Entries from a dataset

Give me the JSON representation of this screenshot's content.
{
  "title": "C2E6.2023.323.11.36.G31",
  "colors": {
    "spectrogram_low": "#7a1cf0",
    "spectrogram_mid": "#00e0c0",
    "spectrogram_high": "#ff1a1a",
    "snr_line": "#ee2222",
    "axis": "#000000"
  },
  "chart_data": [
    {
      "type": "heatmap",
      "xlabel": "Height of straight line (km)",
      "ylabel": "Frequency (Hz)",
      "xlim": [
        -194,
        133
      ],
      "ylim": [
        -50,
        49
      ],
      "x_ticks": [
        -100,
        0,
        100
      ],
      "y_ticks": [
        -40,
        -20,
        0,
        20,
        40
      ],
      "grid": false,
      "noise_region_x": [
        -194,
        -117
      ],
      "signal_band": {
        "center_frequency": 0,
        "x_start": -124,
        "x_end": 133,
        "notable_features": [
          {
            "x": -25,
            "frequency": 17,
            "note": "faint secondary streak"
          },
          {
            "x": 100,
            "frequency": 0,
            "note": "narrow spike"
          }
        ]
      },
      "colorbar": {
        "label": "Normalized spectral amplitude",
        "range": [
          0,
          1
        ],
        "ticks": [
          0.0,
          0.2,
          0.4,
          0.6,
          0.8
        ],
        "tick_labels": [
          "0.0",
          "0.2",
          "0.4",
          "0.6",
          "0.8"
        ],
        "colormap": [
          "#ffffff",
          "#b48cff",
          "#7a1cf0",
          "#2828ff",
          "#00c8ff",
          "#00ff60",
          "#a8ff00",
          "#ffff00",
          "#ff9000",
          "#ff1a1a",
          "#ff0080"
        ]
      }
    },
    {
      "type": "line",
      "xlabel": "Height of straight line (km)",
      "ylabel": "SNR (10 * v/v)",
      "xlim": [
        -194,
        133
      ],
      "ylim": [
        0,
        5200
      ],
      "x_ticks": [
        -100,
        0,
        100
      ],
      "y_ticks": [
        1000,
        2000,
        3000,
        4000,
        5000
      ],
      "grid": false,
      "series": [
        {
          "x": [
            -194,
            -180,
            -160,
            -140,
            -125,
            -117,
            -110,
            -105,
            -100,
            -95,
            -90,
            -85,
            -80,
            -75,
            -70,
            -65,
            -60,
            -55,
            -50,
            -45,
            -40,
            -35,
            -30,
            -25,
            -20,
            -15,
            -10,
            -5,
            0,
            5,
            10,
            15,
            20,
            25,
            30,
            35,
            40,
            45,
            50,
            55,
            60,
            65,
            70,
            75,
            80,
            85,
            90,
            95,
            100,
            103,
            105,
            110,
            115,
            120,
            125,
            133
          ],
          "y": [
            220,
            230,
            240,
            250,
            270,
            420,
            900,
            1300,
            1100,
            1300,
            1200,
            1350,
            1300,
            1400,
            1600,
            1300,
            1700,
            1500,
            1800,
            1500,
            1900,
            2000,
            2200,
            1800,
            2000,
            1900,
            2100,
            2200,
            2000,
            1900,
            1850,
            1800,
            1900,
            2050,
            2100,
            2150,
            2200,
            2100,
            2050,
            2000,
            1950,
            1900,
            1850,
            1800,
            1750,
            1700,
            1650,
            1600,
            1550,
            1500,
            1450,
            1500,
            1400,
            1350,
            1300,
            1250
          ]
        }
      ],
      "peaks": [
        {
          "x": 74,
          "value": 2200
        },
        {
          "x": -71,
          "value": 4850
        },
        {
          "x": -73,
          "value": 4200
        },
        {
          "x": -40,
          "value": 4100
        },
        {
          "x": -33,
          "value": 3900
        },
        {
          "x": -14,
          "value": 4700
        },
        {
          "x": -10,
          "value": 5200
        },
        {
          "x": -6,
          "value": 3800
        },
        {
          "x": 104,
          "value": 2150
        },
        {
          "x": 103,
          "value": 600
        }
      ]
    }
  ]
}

● Written request: Where a line of the records above holds the word "note", copy that line.

● Reply to the task:
            "note": "faint secondary streak"
            "note": "narrow spike"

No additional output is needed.